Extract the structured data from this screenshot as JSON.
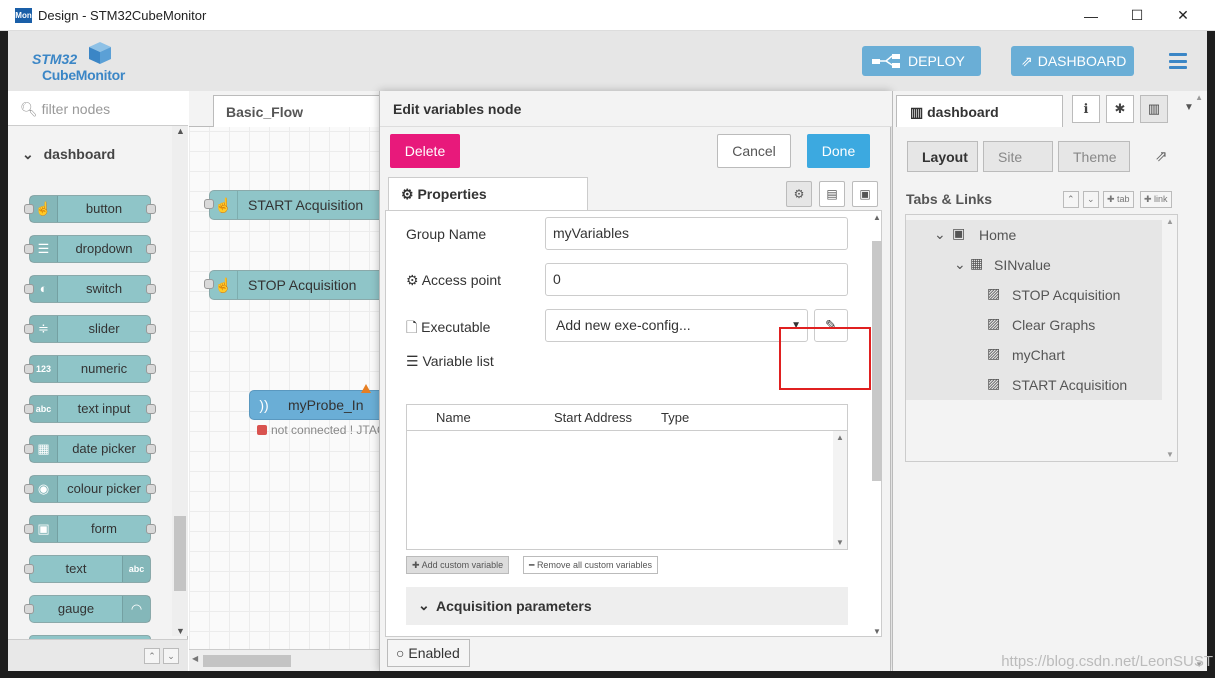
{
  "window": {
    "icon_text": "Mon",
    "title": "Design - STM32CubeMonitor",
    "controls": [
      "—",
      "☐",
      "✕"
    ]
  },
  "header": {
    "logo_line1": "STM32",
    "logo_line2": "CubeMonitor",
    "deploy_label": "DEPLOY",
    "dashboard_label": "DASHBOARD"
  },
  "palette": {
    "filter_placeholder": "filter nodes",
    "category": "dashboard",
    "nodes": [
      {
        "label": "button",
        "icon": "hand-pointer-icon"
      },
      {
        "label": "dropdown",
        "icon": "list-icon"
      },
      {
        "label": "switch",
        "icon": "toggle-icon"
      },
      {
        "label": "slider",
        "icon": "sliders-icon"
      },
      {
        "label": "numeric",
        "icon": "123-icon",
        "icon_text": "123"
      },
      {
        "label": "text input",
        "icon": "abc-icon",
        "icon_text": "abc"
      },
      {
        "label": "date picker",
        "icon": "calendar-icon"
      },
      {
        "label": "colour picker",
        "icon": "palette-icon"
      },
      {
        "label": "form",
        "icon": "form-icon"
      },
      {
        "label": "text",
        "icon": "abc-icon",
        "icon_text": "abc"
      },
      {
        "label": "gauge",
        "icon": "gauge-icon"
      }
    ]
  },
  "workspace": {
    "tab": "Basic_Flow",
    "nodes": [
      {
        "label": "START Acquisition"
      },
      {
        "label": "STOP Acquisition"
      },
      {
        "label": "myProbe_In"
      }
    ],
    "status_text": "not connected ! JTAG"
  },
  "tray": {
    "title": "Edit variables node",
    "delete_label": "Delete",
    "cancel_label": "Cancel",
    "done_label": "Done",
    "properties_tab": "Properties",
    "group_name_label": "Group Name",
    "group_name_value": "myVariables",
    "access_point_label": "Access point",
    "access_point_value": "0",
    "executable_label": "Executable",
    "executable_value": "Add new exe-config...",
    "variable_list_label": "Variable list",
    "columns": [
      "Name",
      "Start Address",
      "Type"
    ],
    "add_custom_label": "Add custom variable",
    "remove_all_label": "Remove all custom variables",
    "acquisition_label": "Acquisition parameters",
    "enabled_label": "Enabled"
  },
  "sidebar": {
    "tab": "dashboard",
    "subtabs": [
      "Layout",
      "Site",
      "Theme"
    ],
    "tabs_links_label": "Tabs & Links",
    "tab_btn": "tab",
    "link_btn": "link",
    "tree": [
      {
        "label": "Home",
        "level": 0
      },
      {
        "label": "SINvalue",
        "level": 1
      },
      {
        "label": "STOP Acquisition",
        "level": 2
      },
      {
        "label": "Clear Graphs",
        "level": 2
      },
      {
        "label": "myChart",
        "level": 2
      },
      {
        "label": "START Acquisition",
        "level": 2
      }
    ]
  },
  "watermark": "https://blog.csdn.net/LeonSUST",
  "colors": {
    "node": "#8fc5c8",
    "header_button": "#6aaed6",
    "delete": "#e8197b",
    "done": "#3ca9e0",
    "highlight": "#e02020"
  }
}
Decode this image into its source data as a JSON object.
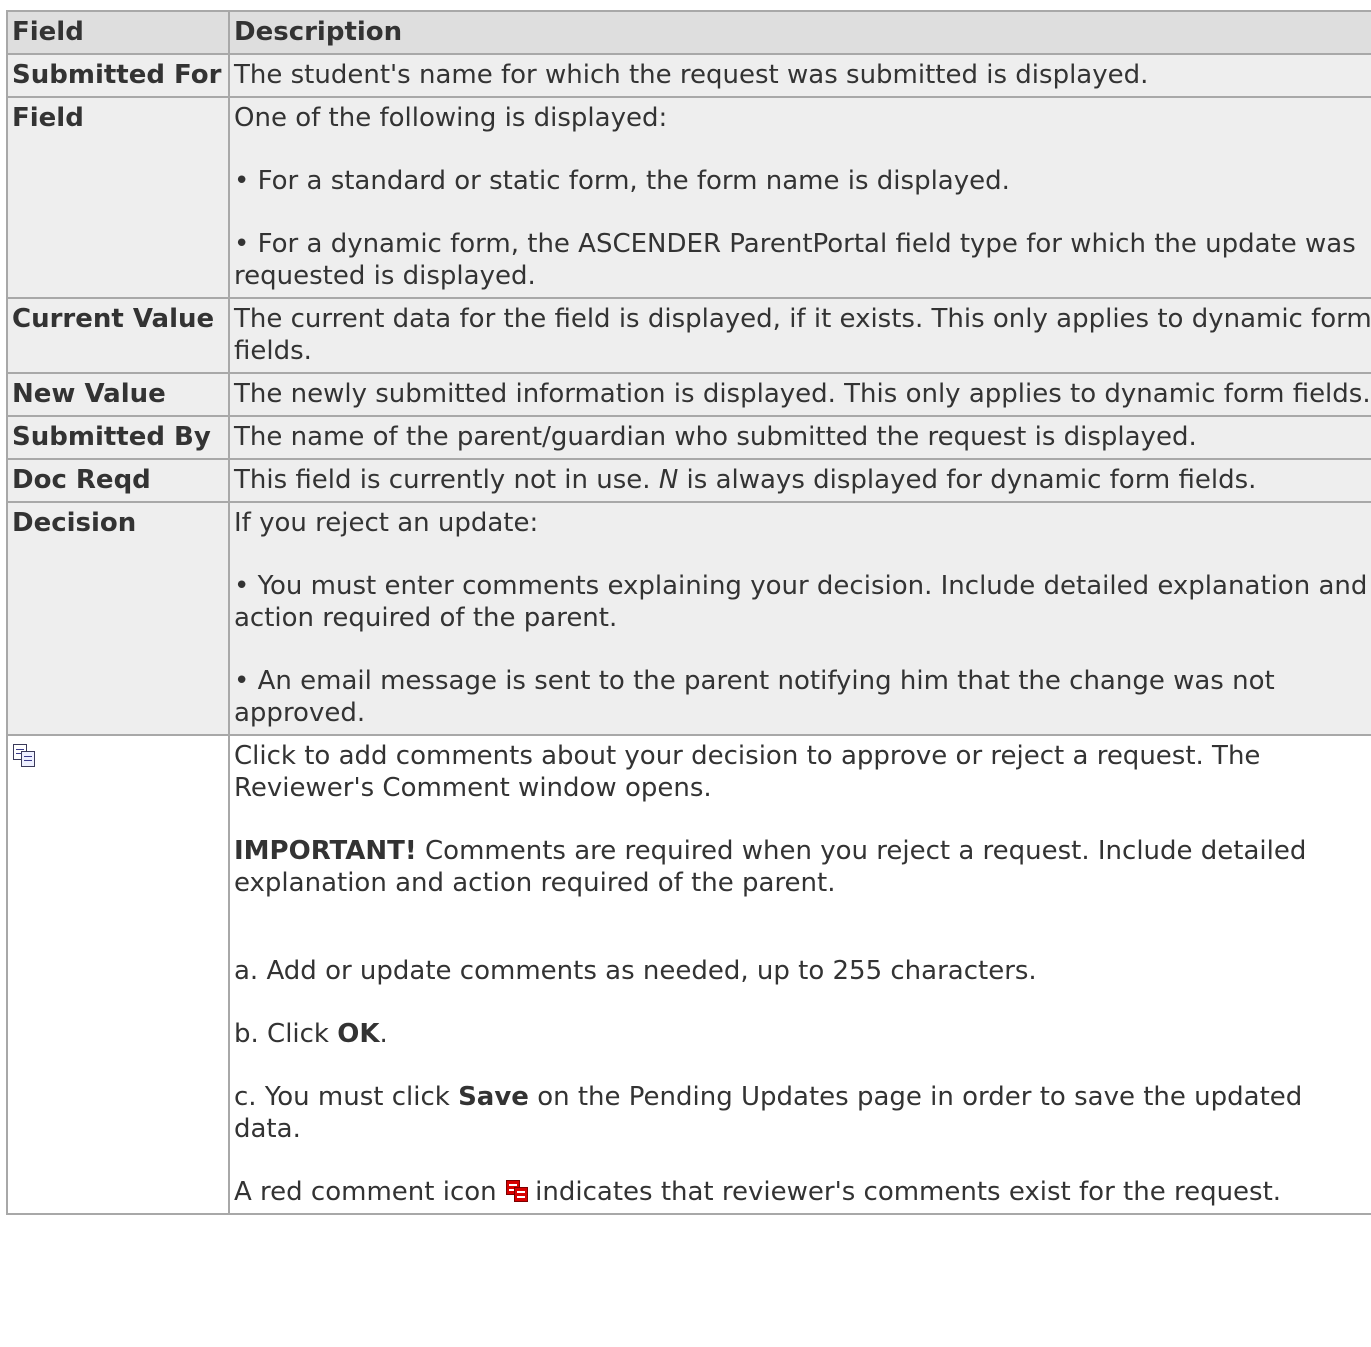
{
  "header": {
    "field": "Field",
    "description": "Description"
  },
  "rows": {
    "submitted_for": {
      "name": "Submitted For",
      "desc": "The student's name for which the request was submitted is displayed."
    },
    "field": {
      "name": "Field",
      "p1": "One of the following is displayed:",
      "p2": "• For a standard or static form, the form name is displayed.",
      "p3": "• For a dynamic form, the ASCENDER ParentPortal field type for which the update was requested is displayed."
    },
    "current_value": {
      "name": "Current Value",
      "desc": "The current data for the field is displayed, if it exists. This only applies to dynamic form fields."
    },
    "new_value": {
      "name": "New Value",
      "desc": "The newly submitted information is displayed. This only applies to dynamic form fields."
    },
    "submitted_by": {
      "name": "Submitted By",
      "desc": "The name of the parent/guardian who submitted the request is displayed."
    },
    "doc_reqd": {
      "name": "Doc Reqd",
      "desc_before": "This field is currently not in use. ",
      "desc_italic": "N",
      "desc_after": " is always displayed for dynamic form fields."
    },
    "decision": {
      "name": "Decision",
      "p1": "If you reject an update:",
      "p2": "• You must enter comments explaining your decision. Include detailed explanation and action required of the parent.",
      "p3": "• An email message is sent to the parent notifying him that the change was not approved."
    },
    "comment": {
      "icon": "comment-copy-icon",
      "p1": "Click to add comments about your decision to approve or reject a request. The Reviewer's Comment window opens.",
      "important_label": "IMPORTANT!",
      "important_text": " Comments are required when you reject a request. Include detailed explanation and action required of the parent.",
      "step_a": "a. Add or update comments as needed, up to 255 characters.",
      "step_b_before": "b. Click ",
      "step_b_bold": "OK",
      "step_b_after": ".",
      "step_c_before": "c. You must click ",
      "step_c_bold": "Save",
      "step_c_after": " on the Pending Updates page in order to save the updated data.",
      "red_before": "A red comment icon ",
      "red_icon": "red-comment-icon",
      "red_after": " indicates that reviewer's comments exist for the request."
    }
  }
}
= = = = = = =
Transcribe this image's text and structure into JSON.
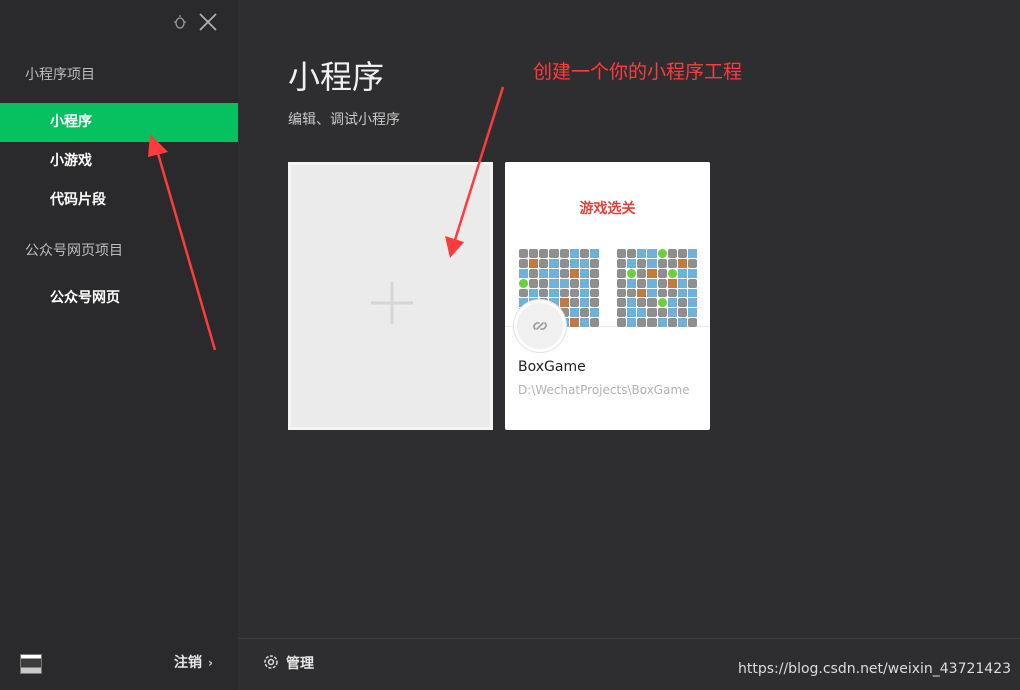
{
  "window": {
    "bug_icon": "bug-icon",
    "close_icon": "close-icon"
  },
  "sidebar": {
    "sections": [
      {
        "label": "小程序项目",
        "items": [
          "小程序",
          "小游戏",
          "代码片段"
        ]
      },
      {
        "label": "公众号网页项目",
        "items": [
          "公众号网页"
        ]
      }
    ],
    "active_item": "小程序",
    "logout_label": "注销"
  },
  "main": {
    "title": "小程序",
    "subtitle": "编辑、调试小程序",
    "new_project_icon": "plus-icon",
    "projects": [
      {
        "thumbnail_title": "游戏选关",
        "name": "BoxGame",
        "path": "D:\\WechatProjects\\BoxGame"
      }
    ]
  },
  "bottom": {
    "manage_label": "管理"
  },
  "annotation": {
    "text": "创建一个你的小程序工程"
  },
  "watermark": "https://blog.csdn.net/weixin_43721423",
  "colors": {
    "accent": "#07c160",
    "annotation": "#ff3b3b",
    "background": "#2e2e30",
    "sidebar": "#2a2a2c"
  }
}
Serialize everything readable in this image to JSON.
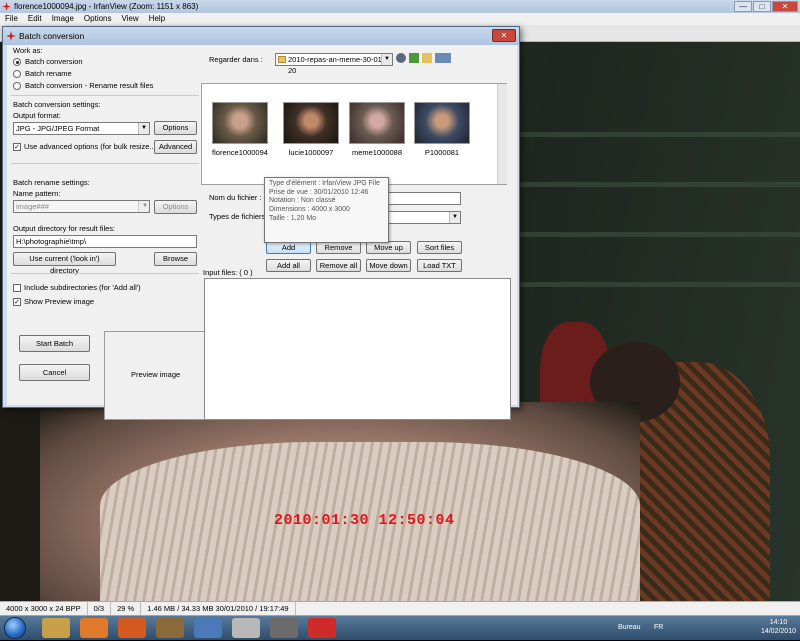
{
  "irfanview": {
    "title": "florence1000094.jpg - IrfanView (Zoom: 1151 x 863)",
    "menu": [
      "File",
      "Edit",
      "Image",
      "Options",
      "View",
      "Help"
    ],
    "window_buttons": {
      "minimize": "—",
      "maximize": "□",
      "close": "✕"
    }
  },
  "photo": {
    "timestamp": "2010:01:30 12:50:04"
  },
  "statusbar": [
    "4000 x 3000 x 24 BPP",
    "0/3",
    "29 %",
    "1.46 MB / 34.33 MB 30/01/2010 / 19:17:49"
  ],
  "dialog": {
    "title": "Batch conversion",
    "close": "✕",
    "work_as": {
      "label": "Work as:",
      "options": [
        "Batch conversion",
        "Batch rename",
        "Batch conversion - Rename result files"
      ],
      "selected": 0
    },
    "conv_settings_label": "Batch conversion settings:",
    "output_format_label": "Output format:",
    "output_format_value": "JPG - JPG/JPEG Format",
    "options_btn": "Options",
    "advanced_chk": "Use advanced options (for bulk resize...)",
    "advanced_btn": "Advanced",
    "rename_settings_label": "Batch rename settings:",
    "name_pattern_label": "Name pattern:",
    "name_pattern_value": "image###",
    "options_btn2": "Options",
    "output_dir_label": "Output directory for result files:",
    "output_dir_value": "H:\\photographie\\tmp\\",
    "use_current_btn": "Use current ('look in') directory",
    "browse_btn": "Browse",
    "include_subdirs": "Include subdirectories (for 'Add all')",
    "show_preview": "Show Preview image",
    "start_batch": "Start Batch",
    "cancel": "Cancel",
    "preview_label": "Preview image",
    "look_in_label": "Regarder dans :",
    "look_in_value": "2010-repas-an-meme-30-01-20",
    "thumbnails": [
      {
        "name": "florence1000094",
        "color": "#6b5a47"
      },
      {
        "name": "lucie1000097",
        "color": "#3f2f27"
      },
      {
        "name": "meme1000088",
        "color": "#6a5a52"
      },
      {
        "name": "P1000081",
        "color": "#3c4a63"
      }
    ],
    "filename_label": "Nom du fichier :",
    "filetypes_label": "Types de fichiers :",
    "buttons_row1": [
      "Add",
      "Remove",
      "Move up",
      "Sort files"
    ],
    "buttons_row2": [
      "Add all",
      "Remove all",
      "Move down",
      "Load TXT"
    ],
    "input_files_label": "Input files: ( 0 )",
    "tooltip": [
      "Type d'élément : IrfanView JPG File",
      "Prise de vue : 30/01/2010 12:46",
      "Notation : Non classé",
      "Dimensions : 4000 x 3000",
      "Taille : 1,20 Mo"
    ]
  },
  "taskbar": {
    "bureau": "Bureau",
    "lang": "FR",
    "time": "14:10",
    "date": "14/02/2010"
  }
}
= = = = = = =
*What is required*: Where a line of the entries contains the word "Remove", copy that line.

*The output*:
    "remove_all_label": "Remove all custom variables",
      "Remove",
      "Remove all",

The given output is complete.